**Your task:** Drop the pictures, then extract the listing word for word.

===== Data for this exercise

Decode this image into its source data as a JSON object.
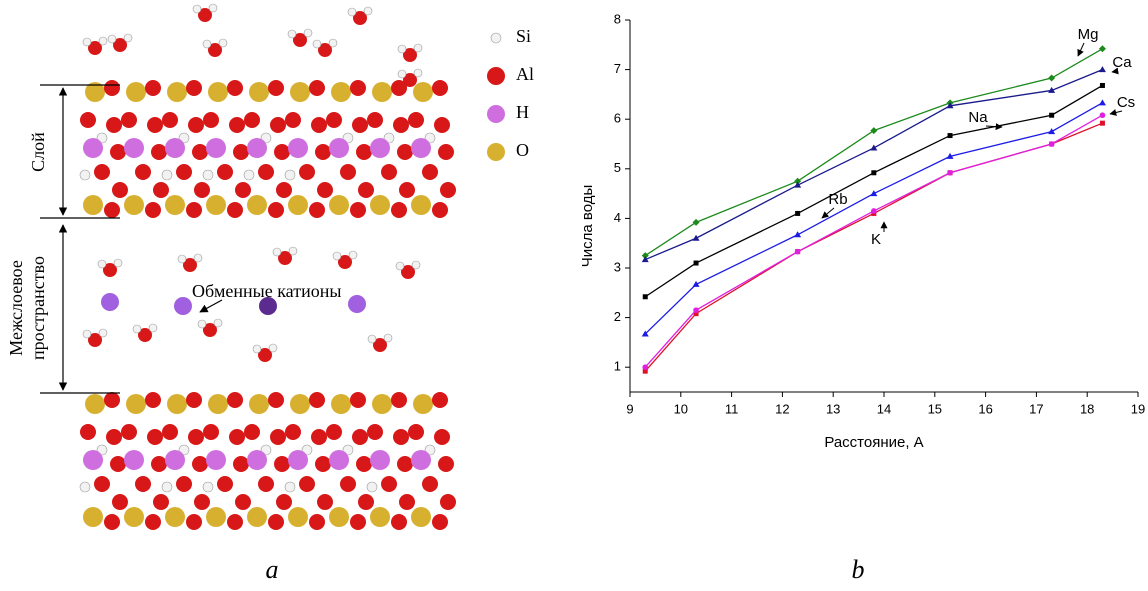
{
  "figure": {
    "legend": [
      "Si",
      "Al",
      "H",
      "O"
    ],
    "layer_label": "Слой",
    "interlayer_label": [
      "Межслоевое",
      "пространство"
    ],
    "cations_label": "Обменные катионы",
    "panel_a": "a",
    "panel_b": "b"
  },
  "chart_data": {
    "type": "line",
    "x_label": "Расстояние, А",
    "y_label": "Числа воды",
    "x": [
      9.3,
      10.3,
      12.3,
      13.8,
      15.3,
      17.3,
      18.3
    ],
    "series": [
      {
        "name": "Mg",
        "color": "#1c8a1c",
        "marker": "diamond",
        "values": [
          3.25,
          3.92,
          4.75,
          5.77,
          6.33,
          6.83,
          7.42
        ]
      },
      {
        "name": "Ca",
        "color": "#1a1a8c",
        "marker": "triangle",
        "values": [
          3.17,
          3.6,
          4.67,
          5.42,
          6.27,
          6.58,
          7.0
        ]
      },
      {
        "name": "Na",
        "color": "#000000",
        "marker": "square",
        "values": [
          2.42,
          3.1,
          4.1,
          4.92,
          5.67,
          6.08,
          6.68
        ]
      },
      {
        "name": "Cs",
        "color": "#1c1ce6",
        "marker": "triangle",
        "values": [
          1.67,
          2.67,
          3.67,
          4.5,
          5.25,
          5.75,
          6.33
        ]
      },
      {
        "name": "K",
        "color": "#e0102a",
        "marker": "square",
        "values": [
          0.92,
          2.08,
          3.33,
          4.1,
          4.92,
          5.5,
          5.92
        ]
      },
      {
        "name": "Rb",
        "color": "#e020e0",
        "marker": "circle",
        "values": [
          1.0,
          2.15,
          3.33,
          4.15,
          4.92,
          5.5,
          6.08
        ]
      }
    ],
    "xlim": [
      9,
      19
    ],
    "xticks": [
      9,
      10,
      11,
      12,
      13,
      14,
      15,
      16,
      17,
      18,
      19
    ],
    "ylim": [
      0.5,
      8
    ],
    "yticks": [
      1,
      2,
      3,
      4,
      5,
      6,
      7,
      8
    ],
    "grid": false
  }
}
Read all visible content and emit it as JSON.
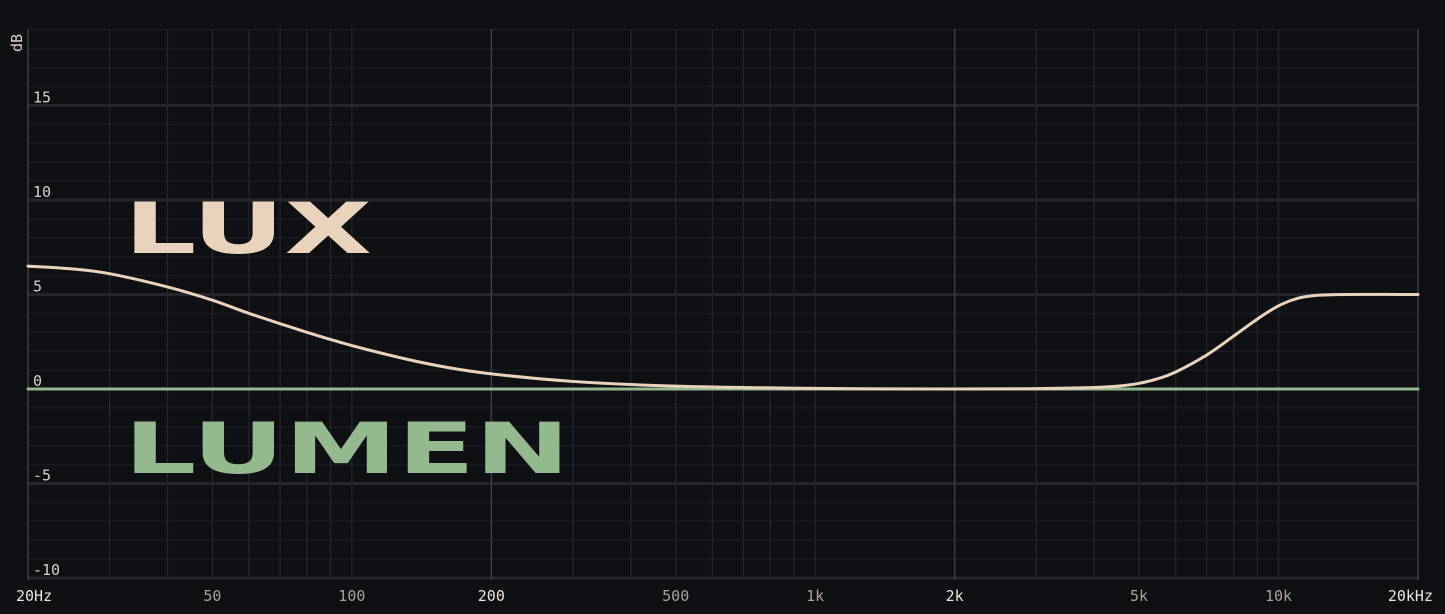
{
  "chart_data": {
    "type": "line",
    "ylabel": "dB",
    "x_scale": "log",
    "xlim": [
      20,
      20000
    ],
    "ylim": [
      -10.1,
      19.2
    ],
    "grid": true,
    "x_ticks": [
      {
        "value": 20,
        "label": "20Hz",
        "major": true
      },
      {
        "value": 50,
        "label": "50",
        "major": false
      },
      {
        "value": 100,
        "label": "100",
        "major": false
      },
      {
        "value": 200,
        "label": "200",
        "major": true
      },
      {
        "value": 500,
        "label": "500",
        "major": false
      },
      {
        "value": 1000,
        "label": "1k",
        "major": false
      },
      {
        "value": 2000,
        "label": "2k",
        "major": true
      },
      {
        "value": 5000,
        "label": "5k",
        "major": false
      },
      {
        "value": 10000,
        "label": "10k",
        "major": false
      },
      {
        "value": 20000,
        "label": "20kHz",
        "major": true
      }
    ],
    "y_ticks": [
      {
        "value": 15,
        "label": "15"
      },
      {
        "value": 10,
        "label": "10"
      },
      {
        "value": 5,
        "label": "5"
      },
      {
        "value": 0,
        "label": "0"
      },
      {
        "value": -5,
        "label": "-5"
      },
      {
        "value": -10,
        "label": "-10"
      }
    ],
    "series": [
      {
        "name": "LUX",
        "color": "#ead3bc",
        "x": [
          20,
          25,
          30,
          40,
          50,
          60,
          80,
          100,
          130,
          160,
          200,
          300,
          500,
          1000,
          2000,
          3000,
          4000,
          4500,
          5000,
          5500,
          6000,
          7000,
          8000,
          9000,
          10000,
          11000,
          12000,
          14000,
          20000
        ],
        "y": [
          6.5,
          6.35,
          6.1,
          5.4,
          4.7,
          4.0,
          3.0,
          2.3,
          1.6,
          1.15,
          0.8,
          0.4,
          0.15,
          0.03,
          0.0,
          0.02,
          0.08,
          0.15,
          0.3,
          0.55,
          0.9,
          1.8,
          2.8,
          3.7,
          4.4,
          4.8,
          4.95,
          5.0,
          5.0
        ]
      },
      {
        "name": "LUMEN",
        "color": "#95b98f",
        "x": [
          20,
          20000
        ],
        "y": [
          0,
          0
        ]
      }
    ]
  }
}
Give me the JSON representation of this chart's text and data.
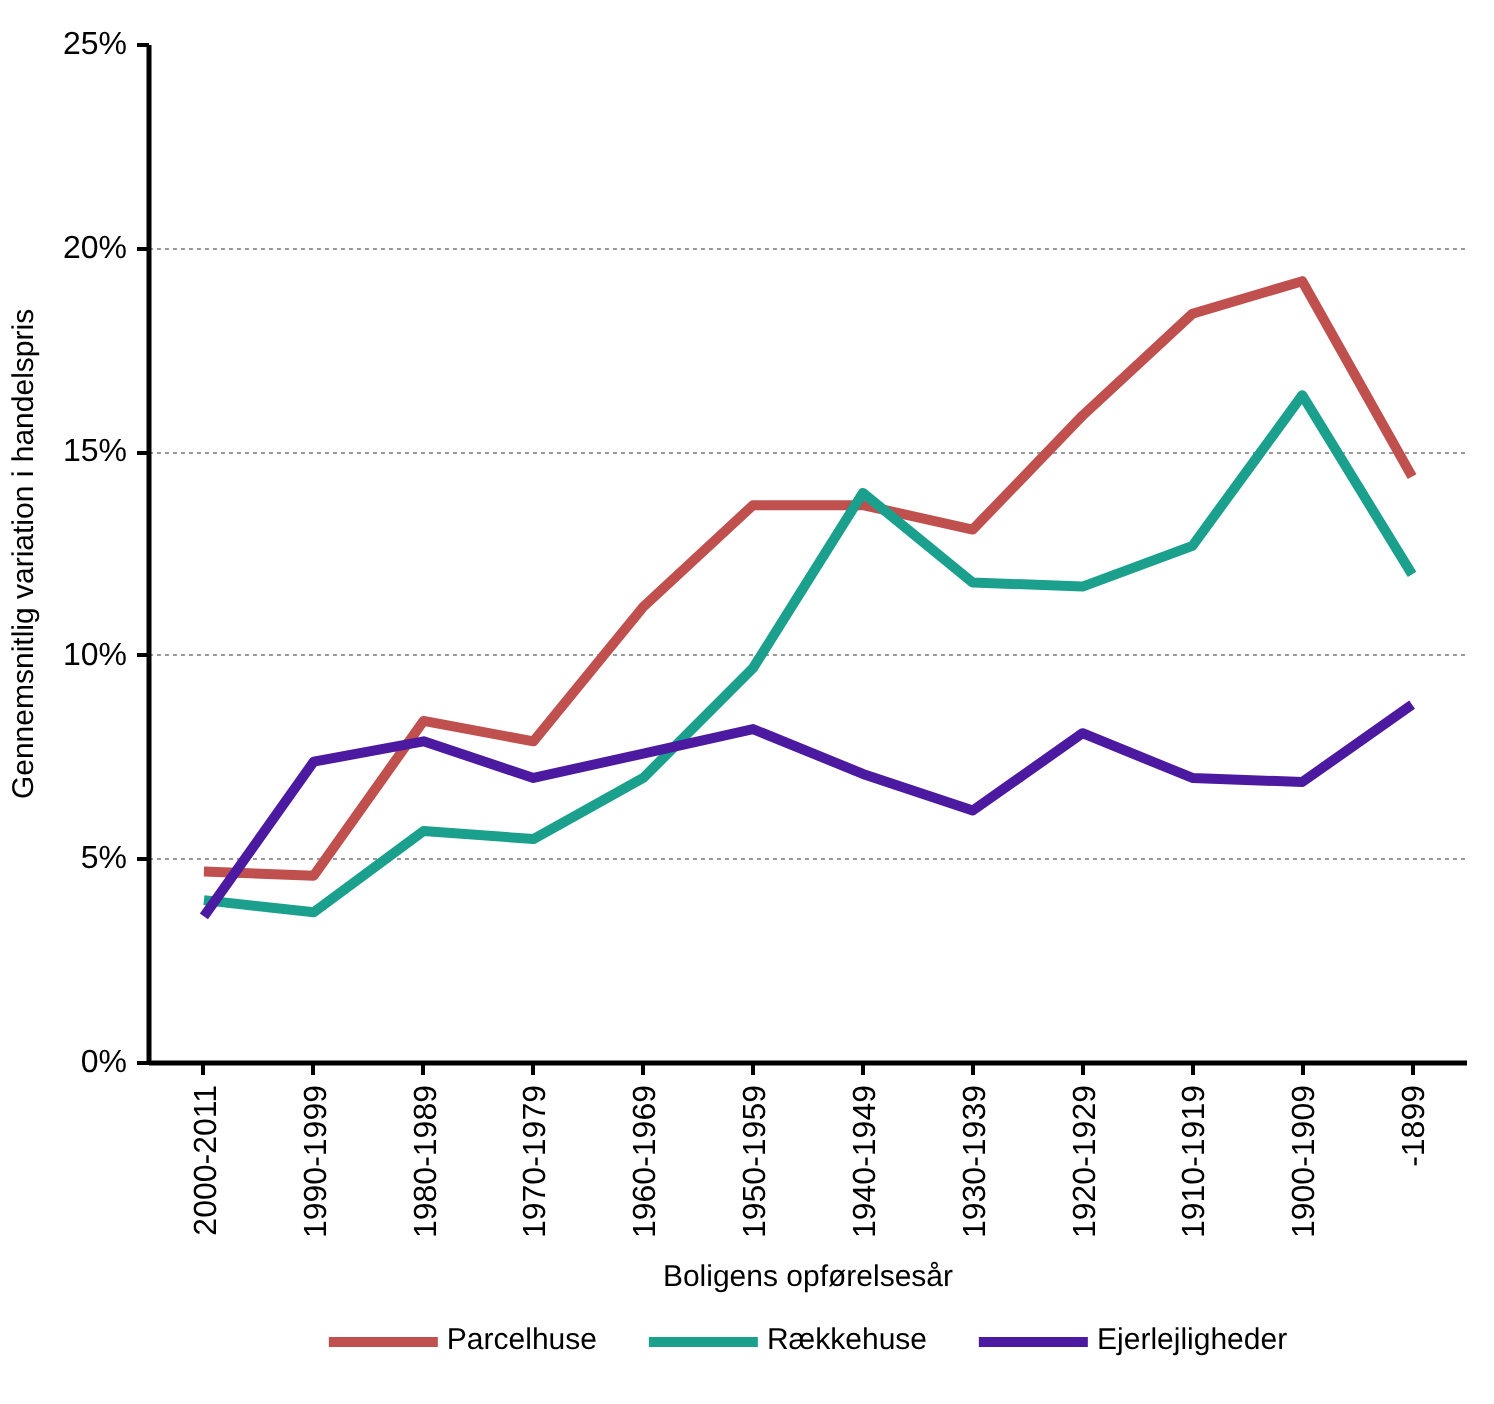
{
  "chart_data": {
    "type": "line",
    "xlabel": "Boligens opførelsesår",
    "ylabel": "Gennemsnitlig variation i handelspris",
    "categories": [
      "2000-2011",
      "1990-1999",
      "1980-1989",
      "1970-1979",
      "1960-1969",
      "1950-1959",
      "1940-1949",
      "1930-1939",
      "1920-1929",
      "1910-1919",
      "1900-1909",
      "-1899"
    ],
    "series": [
      {
        "name": "Parcelhuse",
        "color": "#c0504d",
        "values": [
          4.7,
          4.6,
          8.4,
          7.9,
          11.2,
          13.7,
          13.7,
          13.1,
          15.9,
          18.4,
          19.2,
          14.4
        ]
      },
      {
        "name": "Rækkehuse",
        "color": "#1aa08c",
        "values": [
          4.0,
          3.7,
          5.7,
          5.5,
          7.0,
          9.7,
          14.0,
          11.8,
          11.7,
          12.7,
          16.4,
          12.0
        ]
      },
      {
        "name": "Ejerlejligheder",
        "color": "#4b1aa0",
        "values": [
          3.6,
          7.4,
          7.9,
          7.0,
          7.6,
          8.2,
          7.1,
          6.2,
          8.1,
          7.0,
          6.9,
          8.8
        ]
      }
    ],
    "ylim": [
      0,
      25
    ],
    "yticks": [
      {
        "value": 0,
        "label": "0%"
      },
      {
        "value": 5,
        "label": "5%"
      },
      {
        "value": 10,
        "label": "10%"
      },
      {
        "value": 15,
        "label": "15%"
      },
      {
        "value": 20,
        "label": "20%"
      },
      {
        "value": 25,
        "label": "25%"
      }
    ],
    "grid": "y",
    "legend": "bottom",
    "marker": "none",
    "line_style": "solid"
  }
}
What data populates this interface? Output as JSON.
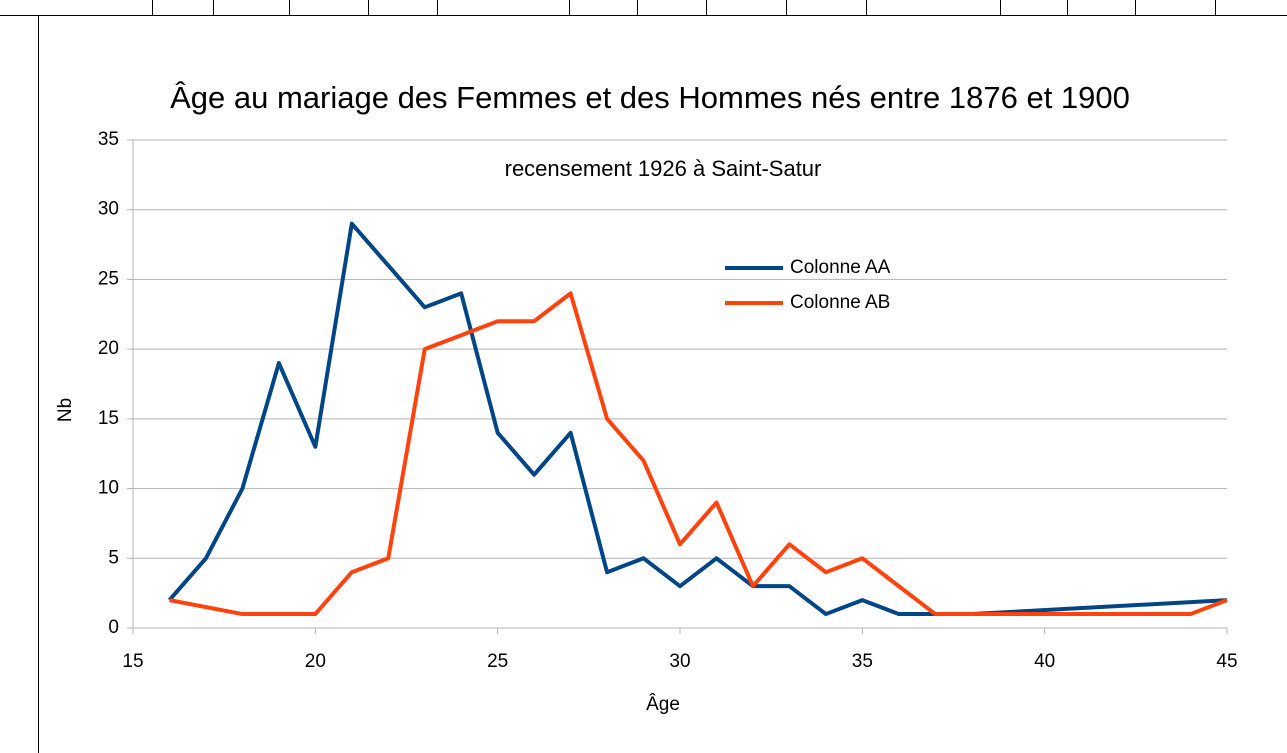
{
  "chart_data": {
    "type": "line",
    "title": "Âge au mariage des Femmes et des Hommes nés entre 1876 et 1900",
    "subtitle": "recensement 1926 à Saint-Satur",
    "x_label": "Âge",
    "y_label": "Nb",
    "xlim": [
      15,
      45
    ],
    "xticks": [
      15,
      20,
      25,
      30,
      35,
      40,
      45
    ],
    "ylim": [
      0,
      35
    ],
    "yticks": [
      0,
      5,
      10,
      15,
      20,
      25,
      30,
      35
    ],
    "grid": true,
    "legend": "upper right",
    "series": [
      {
        "name": "Colonne AA",
        "color": "#004586",
        "x": [
          16,
          17,
          18,
          19,
          20,
          21,
          22,
          23,
          24,
          25,
          26,
          27,
          28,
          29,
          30,
          31,
          32,
          33,
          34,
          35,
          36,
          37,
          38,
          45
        ],
        "values": [
          2,
          5,
          10,
          19,
          13,
          29,
          26,
          23,
          24,
          14,
          11,
          14,
          4,
          5,
          3,
          5,
          3,
          3,
          1,
          2,
          1,
          1,
          1,
          2
        ]
      },
      {
        "name": "Colonne AB",
        "color": "#ff420e",
        "x": [
          16,
          18,
          19,
          20,
          21,
          22,
          23,
          24,
          25,
          26,
          27,
          28,
          29,
          30,
          31,
          32,
          33,
          34,
          35,
          37,
          44,
          45
        ],
        "values": [
          2,
          1,
          1,
          1,
          4,
          5,
          20,
          21,
          22,
          22,
          24,
          15,
          12,
          6,
          9,
          3,
          6,
          4,
          5,
          1,
          1,
          2
        ]
      }
    ]
  }
}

==========

**Full answer:**
Decode this image into its source data as a JSON object.
{
  "figure": {
    "legend": [
      "Si",
      "Al",
      "H",
      "O"
    ],
    "layer_label": "Слой",
    "interlayer_label": [
      "Межслоевое",
      "пространство"
    ],
    "cations_label": "Обменные катионы",
    "panel_a": "a",
    "panel_b": "b"
  },
  "chart_data": {
    "type": "line",
    "x_label": "Расстояние, А",
    "y_label": "Числа воды",
    "x": [
      9.3,
      10.3,
      12.3,
      13.8,
      15.3,
      17.3,
      18.3
    ],
    "series": [
      {
        "name": "Mg",
        "color": "#1c8a1c",
        "marker": "diamond",
        "values": [
          3.25,
          3.92,
          4.75,
          5.77,
          6.33,
          6.83,
          7.42
        ]
      },
      {
        "name": "Ca",
        "color": "#1a1a8c",
        "marker": "triangle",
        "values": [
          3.17,
          3.6,
          4.67,
          5.42,
          6.27,
          6.58,
          7.0
        ]
      },
      {
        "name": "Na",
        "color": "#000000",
        "marker": "square",
        "values": [
          2.42,
          3.1,
          4.1,
          4.92,
          5.67,
          6.08,
          6.68
        ]
      },
      {
        "name": "Cs",
        "color": "#1c1ce6",
        "marker": "triangle",
        "values": [
          1.67,
          2.67,
          3.67,
          4.5,
          5.25,
          5.75,
          6.33
        ]
      },
      {
        "name": "K",
        "color": "#e0102a",
        "marker": "square",
        "values": [
          0.92,
          2.08,
          3.33,
          4.1,
          4.92,
          5.5,
          5.92
        ]
      },
      {
        "name": "Rb",
        "color": "#e020e0",
        "marker": "circle",
        "values": [
          1.0,
          2.15,
          3.33,
          4.15,
          4.92,
          5.5,
          6.08
        ]
      }
    ],
    "xlim": [
      9,
      19
    ],
    "xticks": [
      9,
      10,
      11,
      12,
      13,
      14,
      15,
      16,
      17,
      18,
      19
    ],
    "ylim": [
      0.5,
      8
    ],
    "yticks": [
      1,
      2,
      3,
      4,
      5,
      6,
      7,
      8
    ],
    "grid": false
  }
}
Read all visible content and emit it as JSON.
{
  "chart_data": {
    "type": "line",
    "ylabel": "dB",
    "x_scale": "log",
    "xlim": [
      20,
      20000
    ],
    "ylim": [
      -10.1,
      19.2
    ],
    "grid": true,
    "x_ticks": [
      {
        "value": 20,
        "label": "20Hz",
        "major": true
      },
      {
        "value": 50,
        "label": "50",
        "major": false
      },
      {
        "value": 100,
        "label": "100",
        "major": false
      },
      {
        "value": 200,
        "label": "200",
        "major": true
      },
      {
        "value": 500,
        "label": "500",
        "major": false
      },
      {
        "value": 1000,
        "label": "1k",
        "major": false
      },
      {
        "value": 2000,
        "label": "2k",
        "major": true
      },
      {
        "value": 5000,
        "label": "5k",
        "major": false
      },
      {
        "value": 10000,
        "label": "10k",
        "major": false
      },
      {
        "value": 20000,
        "label": "20kHz",
        "major": true
      }
    ],
    "y_ticks": [
      {
        "value": 15,
        "label": "15"
      },
      {
        "value": 10,
        "label": "10"
      },
      {
        "value": 5,
        "label": "5"
      },
      {
        "value": 0,
        "label": "0"
      },
      {
        "value": -5,
        "label": "-5"
      },
      {
        "value": -10,
        "label": "-10"
      }
    ],
    "series": [
      {
        "name": "LUX",
        "color": "#ead3bc",
        "x": [
          20,
          25,
          30,
          40,
          50,
          60,
          80,
          100,
          130,
          160,
          200,
          300,
          500,
          1000,
          2000,
          3000,
          4000,
          4500,
          5000,
          5500,
          6000,
          7000,
          8000,
          9000,
          10000,
          11000,
          12000,
          14000,
          20000
        ],
        "y": [
          6.5,
          6.35,
          6.1,
          5.4,
          4.7,
          4.0,
          3.0,
          2.3,
          1.6,
          1.15,
          0.8,
          0.4,
          0.15,
          0.03,
          0.0,
          0.02,
          0.08,
          0.15,
          0.3,
          0.55,
          0.9,
          1.8,
          2.8,
          3.7,
          4.4,
          4.8,
          4.95,
          5.0,
          5.0
        ]
      },
      {
        "name": "LUMEN",
        "color": "#95b98f",
        "x": [
          20,
          20000
        ],
        "y": [
          0,
          0
        ]
      }
    ]
  }
}
Give me the JSON representation of this chart's text and data.
{
  "chart_data": {
    "type": "line",
    "xlabel": "Boligens opførelsesår",
    "ylabel": "Gennemsnitlig variation i handelspris",
    "categories": [
      "2000-2011",
      "1990-1999",
      "1980-1989",
      "1970-1979",
      "1960-1969",
      "1950-1959",
      "1940-1949",
      "1930-1939",
      "1920-1929",
      "1910-1919",
      "1900-1909",
      "-1899"
    ],
    "series": [
      {
        "name": "Parcelhuse",
        "color": "#c0504d",
        "values": [
          4.7,
          4.6,
          8.4,
          7.9,
          11.2,
          13.7,
          13.7,
          13.1,
          15.9,
          18.4,
          19.2,
          14.4
        ]
      },
      {
        "name": "Rækkehuse",
        "color": "#1aa08c",
        "values": [
          4.0,
          3.7,
          5.7,
          5.5,
          7.0,
          9.7,
          14.0,
          11.8,
          11.7,
          12.7,
          16.4,
          12.0
        ]
      },
      {
        "name": "Ejerlejligheder",
        "color": "#4b1aa0",
        "values": [
          3.6,
          7.4,
          7.9,
          7.0,
          7.6,
          8.2,
          7.1,
          6.2,
          8.1,
          7.0,
          6.9,
          8.8
        ]
      }
    ],
    "ylim": [
      0,
      25
    ],
    "yticks": [
      {
        "value": 0,
        "label": "0%"
      },
      {
        "value": 5,
        "label": "5%"
      },
      {
        "value": 10,
        "label": "10%"
      },
      {
        "value": 15,
        "label": "15%"
      },
      {
        "value": 20,
        "label": "20%"
      },
      {
        "value": 25,
        "label": "25%"
      }
    ],
    "grid": "y",
    "legend": "bottom",
    "marker": "none",
    "line_style": "solid"
  }
}
What data populates this interface? Output as JSON.
{
  "chart_data": {
    "type": "line",
    "title": "Âge au mariage des Femmes et des Hommes nés entre 1876 et 1900",
    "subtitle": "recensement 1926 à Saint-Satur",
    "x_label": "Âge",
    "y_label": "Nb",
    "xlim": [
      15,
      45
    ],
    "xticks": [
      15,
      20,
      25,
      30,
      35,
      40,
      45
    ],
    "ylim": [
      0,
      35
    ],
    "yticks": [
      0,
      5,
      10,
      15,
      20,
      25,
      30,
      35
    ],
    "grid": true,
    "legend": "upper right",
    "series": [
      {
        "name": "Colonne AA",
        "color": "#004586",
        "x": [
          16,
          17,
          18,
          19,
          20,
          21,
          22,
          23,
          24,
          25,
          26,
          27,
          28,
          29,
          30,
          31,
          32,
          33,
          34,
          35,
          36,
          37,
          38,
          45
        ],
        "values": [
          2,
          5,
          10,
          19,
          13,
          29,
          26,
          23,
          24,
          14,
          11,
          14,
          4,
          5,
          3,
          5,
          3,
          3,
          1,
          2,
          1,
          1,
          1,
          2
        ]
      },
      {
        "name": "Colonne AB",
        "color": "#ff420e",
        "x": [
          16,
          18,
          19,
          20,
          21,
          22,
          23,
          24,
          25,
          26,
          27,
          28,
          29,
          30,
          31,
          32,
          33,
          34,
          35,
          37,
          44,
          45
        ],
        "values": [
          2,
          1,
          1,
          1,
          4,
          5,
          20,
          21,
          22,
          22,
          24,
          15,
          12,
          6,
          9,
          3,
          6,
          4,
          5,
          1,
          1,
          2
        ]
      }
    ]
  }
}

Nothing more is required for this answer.